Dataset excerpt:
---*---

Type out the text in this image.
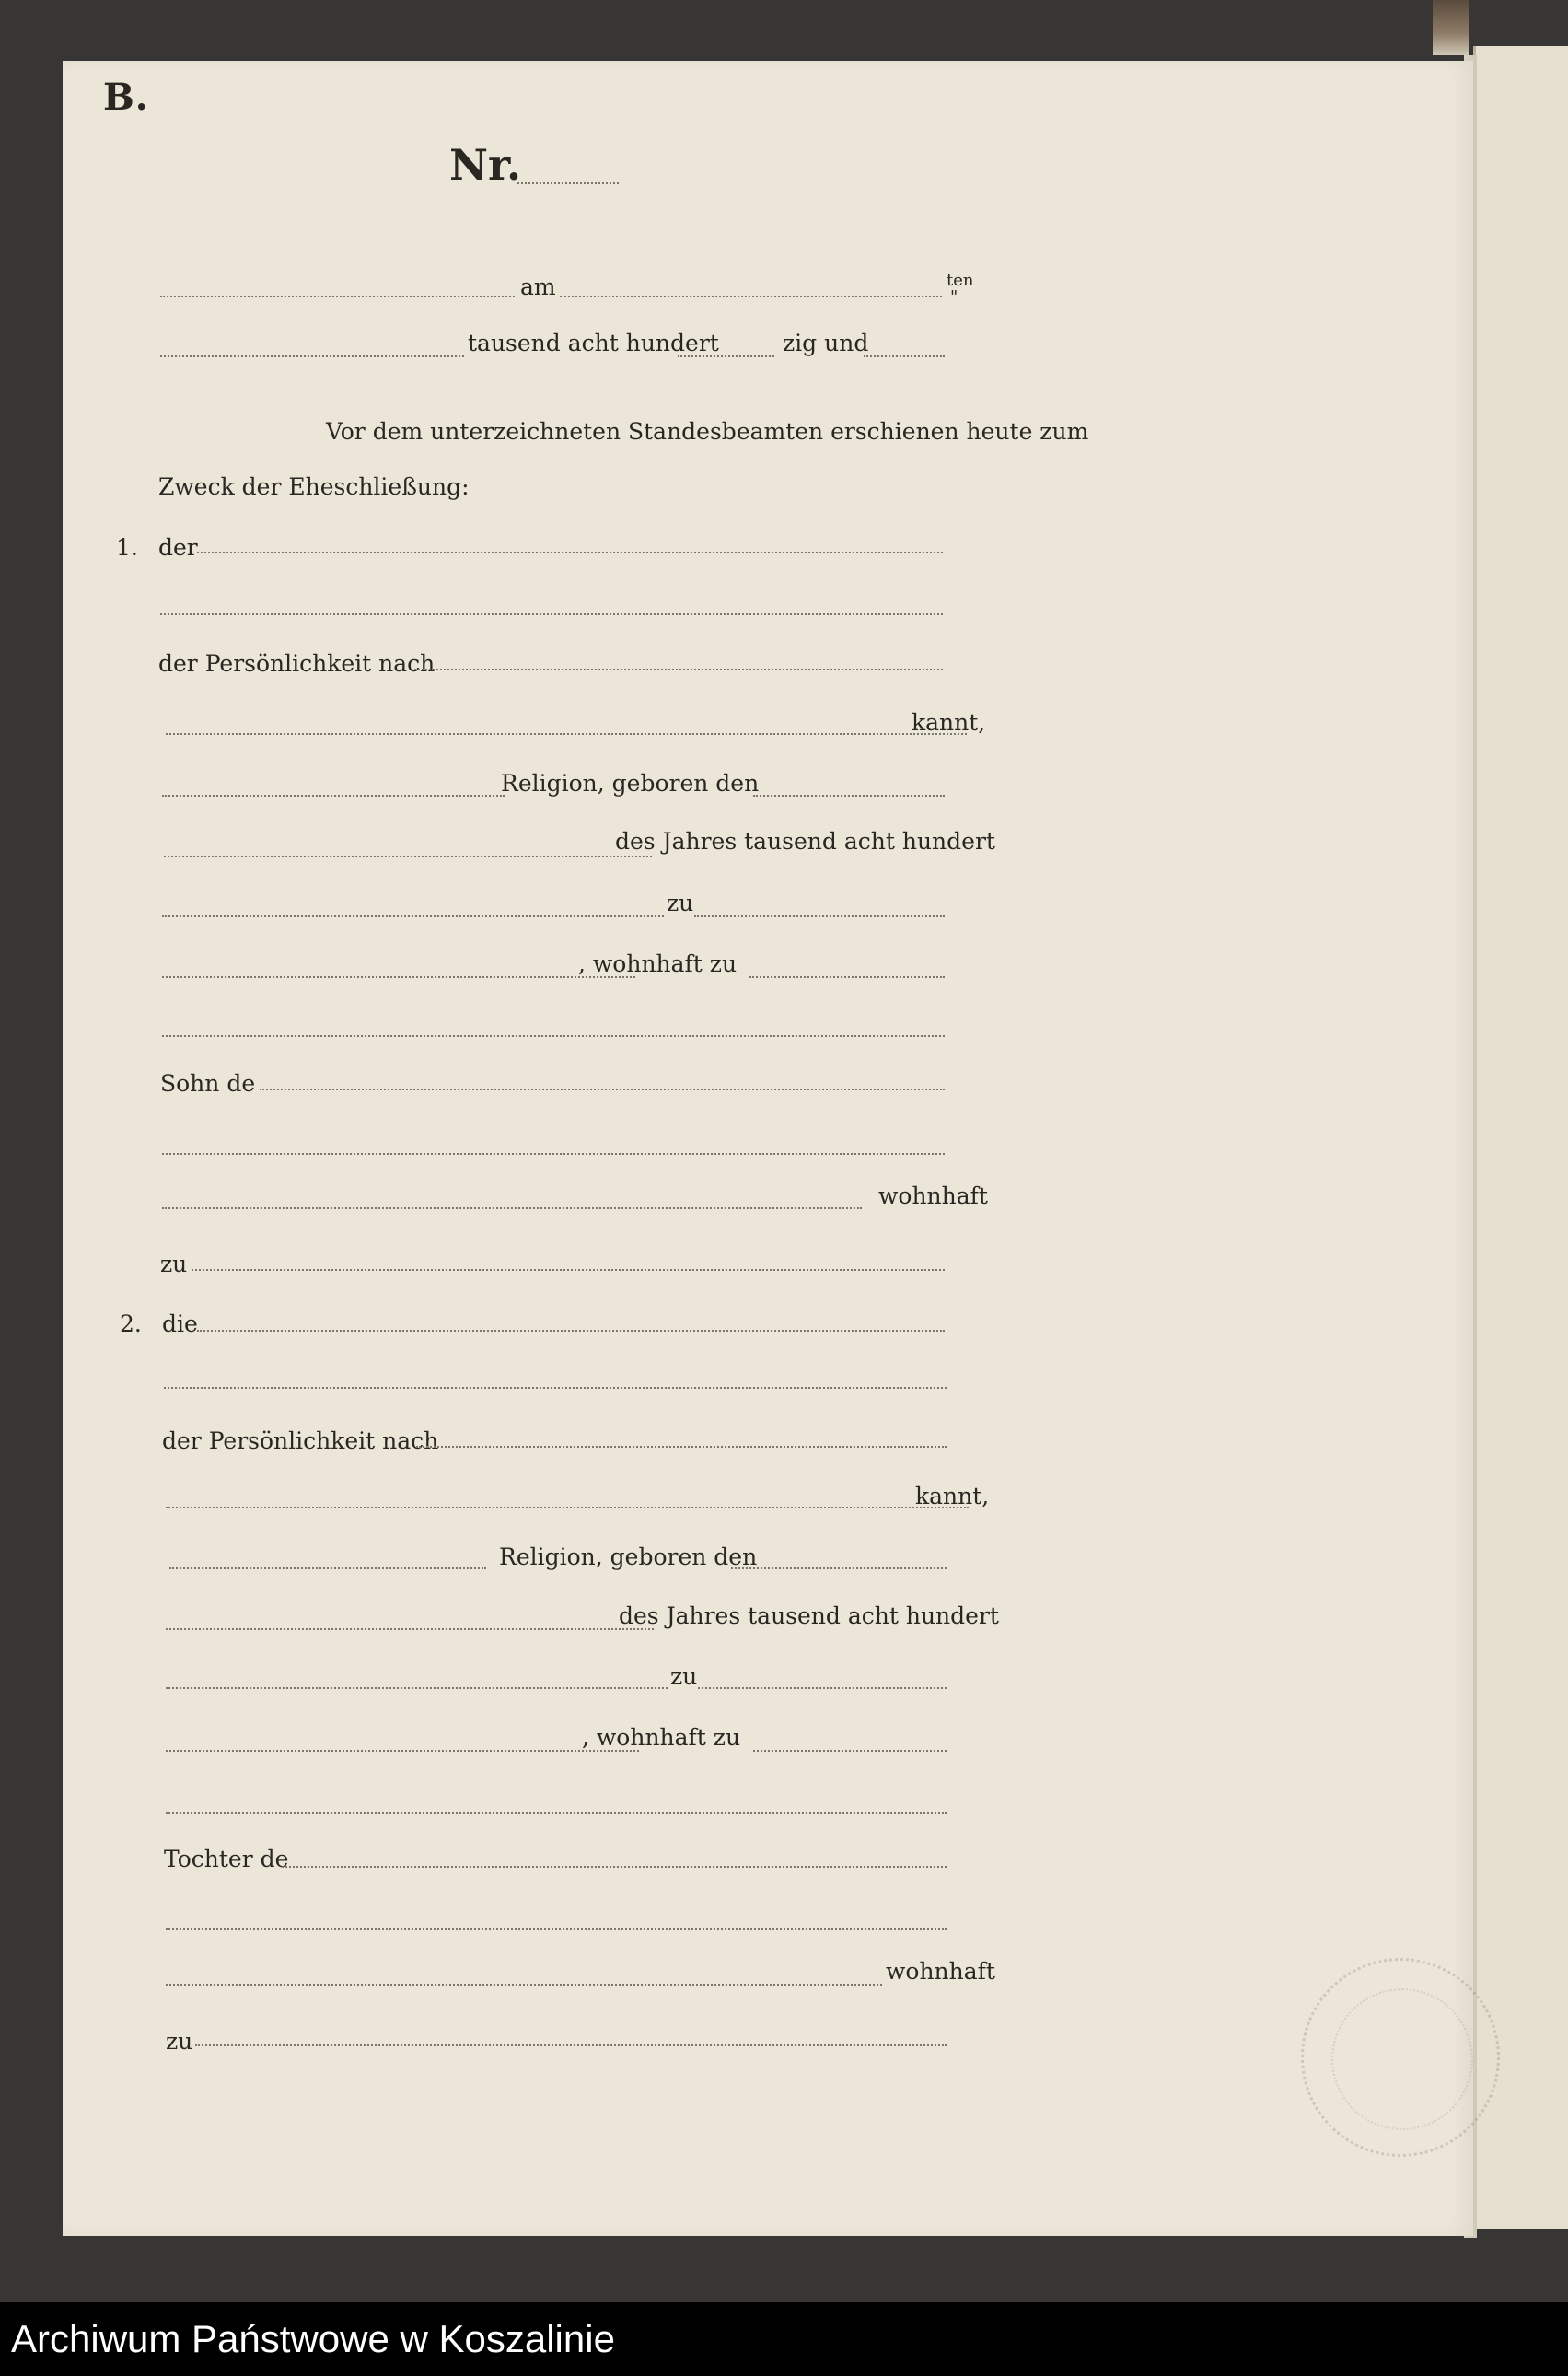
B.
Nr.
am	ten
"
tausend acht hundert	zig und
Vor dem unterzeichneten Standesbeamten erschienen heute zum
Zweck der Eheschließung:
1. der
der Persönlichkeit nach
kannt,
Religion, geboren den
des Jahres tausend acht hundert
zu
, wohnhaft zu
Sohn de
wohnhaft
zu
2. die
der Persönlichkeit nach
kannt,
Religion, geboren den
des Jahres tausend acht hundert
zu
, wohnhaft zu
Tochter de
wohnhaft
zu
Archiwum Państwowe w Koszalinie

---*---

▶ [Directive]: Copy every line of the data word for word, omitting the images.

▶ [Expected answer]:
Type out the text in this image.
B.
Nr.
am	ten
"
tausend acht hundert	zig und
Vor dem unterzeichneten Standesbeamten erschienen heute zum
Zweck der Eheschließung:
1. der
der Persönlichkeit nach
kannt,
Religion, geboren den
des Jahres tausend acht hundert
zu
, wohnhaft zu
Sohn de
wohnhaft
zu
2. die
der Persönlichkeit nach
kannt,
Religion, geboren den
des Jahres tausend acht hundert
zu
, wohnhaft zu
Tochter de
wohnhaft
zu
Archiwum Państwowe w Koszalinie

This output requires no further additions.